[What to produce]:
Each entry below is to be written out exactly, and the pictures are to be left out.
* begin Data for processing *
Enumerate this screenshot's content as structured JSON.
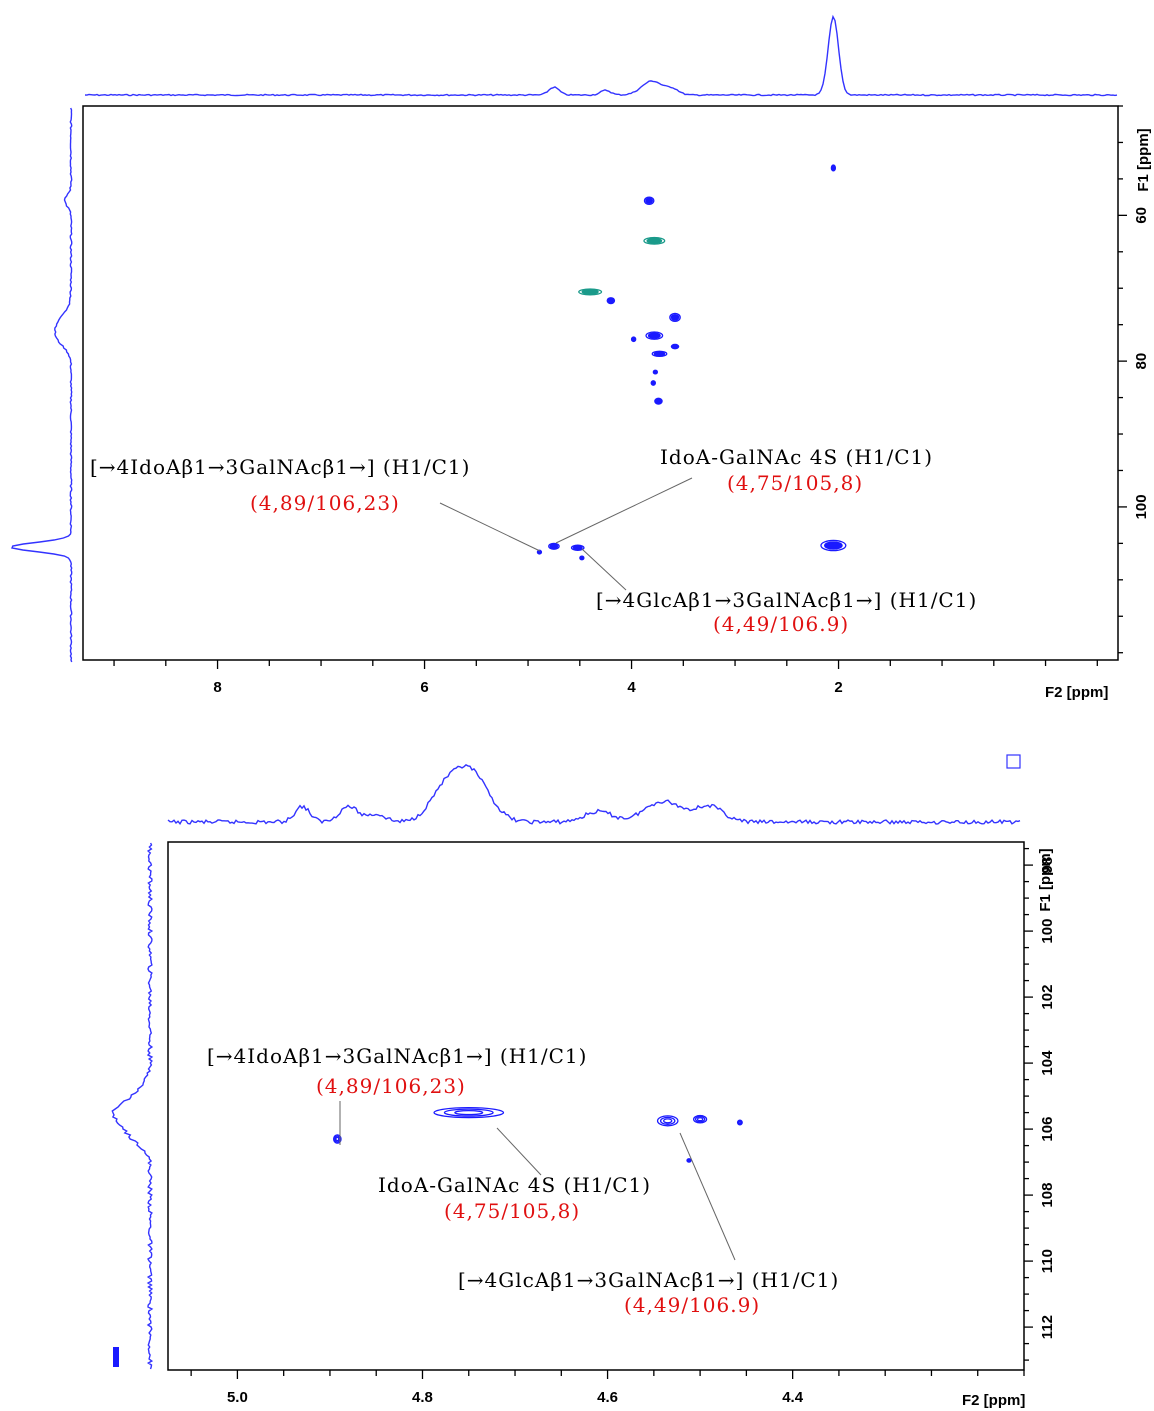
{
  "chart_data": [
    {
      "type": "scatter",
      "subtype": "2D NMR HSQC spectrum",
      "xlabel": "F2 [ppm]",
      "ylabel": "F1 [ppm]",
      "x_axis_reversed": true,
      "y_axis_reversed": true,
      "xlim": [
        9.3,
        -0.7
      ],
      "ylim": [
        45,
        121
      ],
      "xticks": [
        "8",
        "6",
        "4",
        "2"
      ],
      "xtick_values": [
        8,
        6,
        4,
        2
      ],
      "yticks": [
        "60",
        "80",
        "100"
      ],
      "ytick_values": [
        60,
        80,
        100
      ],
      "colors": {
        "positive": "#1a1aff",
        "negative": "#1a9a8a",
        "projection": "#3333ff",
        "label": "#e01010"
      },
      "peaks": [
        {
          "x": 2.05,
          "y": 53.5,
          "w": 0.03,
          "h": 0.8,
          "sign": "positive"
        },
        {
          "x": 3.83,
          "y": 58.0,
          "w": 0.09,
          "h": 1.0,
          "sign": "positive"
        },
        {
          "x": 3.78,
          "y": 63.5,
          "w": 0.2,
          "h": 0.9,
          "sign": "negative"
        },
        {
          "x": 4.4,
          "y": 70.5,
          "w": 0.22,
          "h": 0.8,
          "sign": "negative"
        },
        {
          "x": 4.2,
          "y": 71.7,
          "w": 0.07,
          "h": 0.8,
          "sign": "positive"
        },
        {
          "x": 3.58,
          "y": 74.0,
          "w": 0.1,
          "h": 1.1,
          "sign": "positive"
        },
        {
          "x": 3.78,
          "y": 76.5,
          "w": 0.16,
          "h": 1.0,
          "sign": "positive"
        },
        {
          "x": 3.98,
          "y": 77.0,
          "w": 0.04,
          "h": 0.6,
          "sign": "positive"
        },
        {
          "x": 3.58,
          "y": 78.0,
          "w": 0.07,
          "h": 0.6,
          "sign": "positive"
        },
        {
          "x": 3.73,
          "y": 79.0,
          "w": 0.14,
          "h": 0.7,
          "sign": "positive"
        },
        {
          "x": 3.77,
          "y": 81.5,
          "w": 0.03,
          "h": 0.5,
          "sign": "positive"
        },
        {
          "x": 3.79,
          "y": 83.0,
          "w": 0.04,
          "h": 0.6,
          "sign": "positive"
        },
        {
          "x": 3.74,
          "y": 85.5,
          "w": 0.07,
          "h": 0.8,
          "sign": "positive"
        },
        {
          "x": 2.05,
          "y": 105.3,
          "w": 0.24,
          "h": 1.4,
          "sign": "positive"
        },
        {
          "x": 4.75,
          "y": 105.4,
          "w": 0.1,
          "h": 0.8,
          "sign": "positive"
        },
        {
          "x": 4.52,
          "y": 105.6,
          "w": 0.12,
          "h": 0.7,
          "sign": "positive"
        },
        {
          "x": 4.89,
          "y": 106.2,
          "w": 0.03,
          "h": 0.5,
          "sign": "positive"
        },
        {
          "x": 4.48,
          "y": 107.0,
          "w": 0.03,
          "h": 0.5,
          "sign": "positive"
        }
      ],
      "top_projection_peaks": [
        [
          2.05,
          1.0,
          0.05
        ],
        [
          3.8,
          0.18,
          0.1
        ],
        [
          4.75,
          0.1,
          0.05
        ],
        [
          4.25,
          0.06,
          0.05
        ],
        [
          3.6,
          0.07,
          0.06
        ]
      ],
      "left_projection_peaks": [
        [
          105.5,
          1.0,
          0.6
        ],
        [
          75.0,
          0.2,
          1.5
        ],
        [
          77.0,
          0.15,
          1.2
        ],
        [
          58.0,
          0.1,
          0.8
        ]
      ],
      "annotations": [
        {
          "text": "[→4IdoAβ1→3GalNAcβ1→] (H1/C1)",
          "coords": "(4,89/106,23)",
          "peak_x": 4.89,
          "peak_y": 106.2
        },
        {
          "text": "IdoA-GalNAc 4S (H1/C1)",
          "coords": "(4,75/105,8)",
          "peak_x": 4.75,
          "peak_y": 105.4
        },
        {
          "text": "[→4GlcAβ1→3GalNAcβ1→] (H1/C1)",
          "coords": "(4,49/106.9)",
          "peak_x": 4.52,
          "peak_y": 105.6
        }
      ]
    },
    {
      "type": "scatter",
      "subtype": "2D NMR HSQC spectrum (zoom)",
      "xlabel": "F2 [ppm]",
      "ylabel": "F1 [ppm]",
      "x_axis_reversed": true,
      "y_axis_reversed": true,
      "xlim": [
        5.075,
        4.15
      ],
      "ylim": [
        97.3,
        113.3
      ],
      "xticks": [
        "5.0",
        "4.8",
        "4.6",
        "4.4"
      ],
      "xtick_values": [
        5.0,
        4.8,
        4.6,
        4.4
      ],
      "yticks": [
        "98",
        "100",
        "102",
        "104",
        "106",
        "108",
        "110",
        "112"
      ],
      "ytick_values": [
        98,
        100,
        102,
        104,
        106,
        108,
        110,
        112
      ],
      "colors": {
        "positive": "#1a1aff",
        "projection": "#3333ff",
        "label": "#e01010"
      },
      "peaks": [
        {
          "x": 4.892,
          "y": 106.3,
          "w": 0.008,
          "h": 0.25
        },
        {
          "x": 4.75,
          "y": 105.5,
          "w": 0.075,
          "h": 0.3
        },
        {
          "x": 4.535,
          "y": 105.75,
          "w": 0.022,
          "h": 0.3
        },
        {
          "x": 4.5,
          "y": 105.7,
          "w": 0.014,
          "h": 0.22
        },
        {
          "x": 4.457,
          "y": 105.8,
          "w": 0.005,
          "h": 0.14
        },
        {
          "x": 4.512,
          "y": 106.95,
          "w": 0.003,
          "h": 0.1
        }
      ],
      "top_projection_peaks": [
        [
          4.75,
          1.0,
          0.02
        ],
        [
          4.78,
          0.4,
          0.015
        ],
        [
          4.93,
          0.3,
          0.008
        ],
        [
          4.88,
          0.3,
          0.01
        ],
        [
          4.54,
          0.4,
          0.02
        ],
        [
          4.49,
          0.3,
          0.015
        ],
        [
          4.61,
          0.2,
          0.015
        ],
        [
          4.85,
          0.15,
          0.01
        ]
      ],
      "left_projection_peaks": [
        [
          105.5,
          1.0,
          0.35
        ],
        [
          106.2,
          0.45,
          0.3
        ],
        [
          104.8,
          0.2,
          0.25
        ]
      ],
      "annotations": [
        {
          "text": "[→4IdoAβ1→3GalNAcβ1→] (H1/C1)",
          "coords": "(4,89/106,23)",
          "peak_x": 4.892,
          "peak_y": 106.3
        },
        {
          "text": "IdoA-GalNAc 4S (H1/C1)",
          "coords": "(4,75/105,8)",
          "peak_x": 4.73,
          "peak_y": 105.55
        },
        {
          "text": "[→4GlcAβ1→3GalNAcβ1→] (H1/C1)",
          "coords": "(4,49/106.9)",
          "peak_x": 4.535,
          "peak_y": 105.8
        }
      ]
    }
  ]
}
* end Data for processing *
[Solution to this problem]:
Enumerate this screenshot's content as structured JSON.
{
  "chart_data": [
    {
      "type": "scatter",
      "subtype": "2D NMR HSQC spectrum",
      "xlabel": "F2 [ppm]",
      "ylabel": "F1 [ppm]",
      "x_axis_reversed": true,
      "y_axis_reversed": true,
      "xlim": [
        9.3,
        -0.7
      ],
      "ylim": [
        45,
        121
      ],
      "xticks": [
        "8",
        "6",
        "4",
        "2"
      ],
      "xtick_values": [
        8,
        6,
        4,
        2
      ],
      "yticks": [
        "60",
        "80",
        "100"
      ],
      "ytick_values": [
        60,
        80,
        100
      ],
      "colors": {
        "positive": "#1a1aff",
        "negative": "#1a9a8a",
        "projection": "#3333ff",
        "label": "#e01010"
      },
      "peaks": [
        {
          "x": 2.05,
          "y": 53.5,
          "w": 0.03,
          "h": 0.8,
          "sign": "positive"
        },
        {
          "x": 3.83,
          "y": 58.0,
          "w": 0.09,
          "h": 1.0,
          "sign": "positive"
        },
        {
          "x": 3.78,
          "y": 63.5,
          "w": 0.2,
          "h": 0.9,
          "sign": "negative"
        },
        {
          "x": 4.4,
          "y": 70.5,
          "w": 0.22,
          "h": 0.8,
          "sign": "negative"
        },
        {
          "x": 4.2,
          "y": 71.7,
          "w": 0.07,
          "h": 0.8,
          "sign": "positive"
        },
        {
          "x": 3.58,
          "y": 74.0,
          "w": 0.1,
          "h": 1.1,
          "sign": "positive"
        },
        {
          "x": 3.78,
          "y": 76.5,
          "w": 0.16,
          "h": 1.0,
          "sign": "positive"
        },
        {
          "x": 3.98,
          "y": 77.0,
          "w": 0.04,
          "h": 0.6,
          "sign": "positive"
        },
        {
          "x": 3.58,
          "y": 78.0,
          "w": 0.07,
          "h": 0.6,
          "sign": "positive"
        },
        {
          "x": 3.73,
          "y": 79.0,
          "w": 0.14,
          "h": 0.7,
          "sign": "positive"
        },
        {
          "x": 3.77,
          "y": 81.5,
          "w": 0.03,
          "h": 0.5,
          "sign": "positive"
        },
        {
          "x": 3.79,
          "y": 83.0,
          "w": 0.04,
          "h": 0.6,
          "sign": "positive"
        },
        {
          "x": 3.74,
          "y": 85.5,
          "w": 0.07,
          "h": 0.8,
          "sign": "positive"
        },
        {
          "x": 2.05,
          "y": 105.3,
          "w": 0.24,
          "h": 1.4,
          "sign": "positive"
        },
        {
          "x": 4.75,
          "y": 105.4,
          "w": 0.1,
          "h": 0.8,
          "sign": "positive"
        },
        {
          "x": 4.52,
          "y": 105.6,
          "w": 0.12,
          "h": 0.7,
          "sign": "positive"
        },
        {
          "x": 4.89,
          "y": 106.2,
          "w": 0.03,
          "h": 0.5,
          "sign": "positive"
        },
        {
          "x": 4.48,
          "y": 107.0,
          "w": 0.03,
          "h": 0.5,
          "sign": "positive"
        }
      ],
      "top_projection_peaks": [
        [
          2.05,
          1.0,
          0.05
        ],
        [
          3.8,
          0.18,
          0.1
        ],
        [
          4.75,
          0.1,
          0.05
        ],
        [
          4.25,
          0.06,
          0.05
        ],
        [
          3.6,
          0.07,
          0.06
        ]
      ],
      "left_projection_peaks": [
        [
          105.5,
          1.0,
          0.6
        ],
        [
          75.0,
          0.2,
          1.5
        ],
        [
          77.0,
          0.15,
          1.2
        ],
        [
          58.0,
          0.1,
          0.8
        ]
      ],
      "annotations": [
        {
          "text": "[→4IdoAβ1→3GalNAcβ1→] (H1/C1)",
          "coords": "(4,89/106,23)",
          "peak_x": 4.89,
          "peak_y": 106.2
        },
        {
          "text": "IdoA-GalNAc 4S (H1/C1)",
          "coords": "(4,75/105,8)",
          "peak_x": 4.75,
          "peak_y": 105.4
        },
        {
          "text": "[→4GlcAβ1→3GalNAcβ1→] (H1/C1)",
          "coords": "(4,49/106.9)",
          "peak_x": 4.52,
          "peak_y": 105.6
        }
      ]
    },
    {
      "type": "scatter",
      "subtype": "2D NMR HSQC spectrum (zoom)",
      "xlabel": "F2 [ppm]",
      "ylabel": "F1 [ppm]",
      "x_axis_reversed": true,
      "y_axis_reversed": true,
      "xlim": [
        5.075,
        4.15
      ],
      "ylim": [
        97.3,
        113.3
      ],
      "xticks": [
        "5.0",
        "4.8",
        "4.6",
        "4.4"
      ],
      "xtick_values": [
        5.0,
        4.8,
        4.6,
        4.4
      ],
      "yticks": [
        "98",
        "100",
        "102",
        "104",
        "106",
        "108",
        "110",
        "112"
      ],
      "ytick_values": [
        98,
        100,
        102,
        104,
        106,
        108,
        110,
        112
      ],
      "colors": {
        "positive": "#1a1aff",
        "projection": "#3333ff",
        "label": "#e01010"
      },
      "peaks": [
        {
          "x": 4.892,
          "y": 106.3,
          "w": 0.008,
          "h": 0.25
        },
        {
          "x": 4.75,
          "y": 105.5,
          "w": 0.075,
          "h": 0.3
        },
        {
          "x": 4.535,
          "y": 105.75,
          "w": 0.022,
          "h": 0.3
        },
        {
          "x": 4.5,
          "y": 105.7,
          "w": 0.014,
          "h": 0.22
        },
        {
          "x": 4.457,
          "y": 105.8,
          "w": 0.005,
          "h": 0.14
        },
        {
          "x": 4.512,
          "y": 106.95,
          "w": 0.003,
          "h": 0.1
        }
      ],
      "top_projection_peaks": [
        [
          4.75,
          1.0,
          0.02
        ],
        [
          4.78,
          0.4,
          0.015
        ],
        [
          4.93,
          0.3,
          0.008
        ],
        [
          4.88,
          0.3,
          0.01
        ],
        [
          4.54,
          0.4,
          0.02
        ],
        [
          4.49,
          0.3,
          0.015
        ],
        [
          4.61,
          0.2,
          0.015
        ],
        [
          4.85,
          0.15,
          0.01
        ]
      ],
      "left_projection_peaks": [
        [
          105.5,
          1.0,
          0.35
        ],
        [
          106.2,
          0.45,
          0.3
        ],
        [
          104.8,
          0.2,
          0.25
        ]
      ],
      "annotations": [
        {
          "text": "[→4IdoAβ1→3GalNAcβ1→] (H1/C1)",
          "coords": "(4,89/106,23)",
          "peak_x": 4.892,
          "peak_y": 106.3
        },
        {
          "text": "IdoA-GalNAc 4S (H1/C1)",
          "coords": "(4,75/105,8)",
          "peak_x": 4.73,
          "peak_y": 105.55
        },
        {
          "text": "[→4GlcAβ1→3GalNAcβ1→] (H1/C1)",
          "coords": "(4,49/106.9)",
          "peak_x": 4.535,
          "peak_y": 105.8
        }
      ]
    }
  ]
}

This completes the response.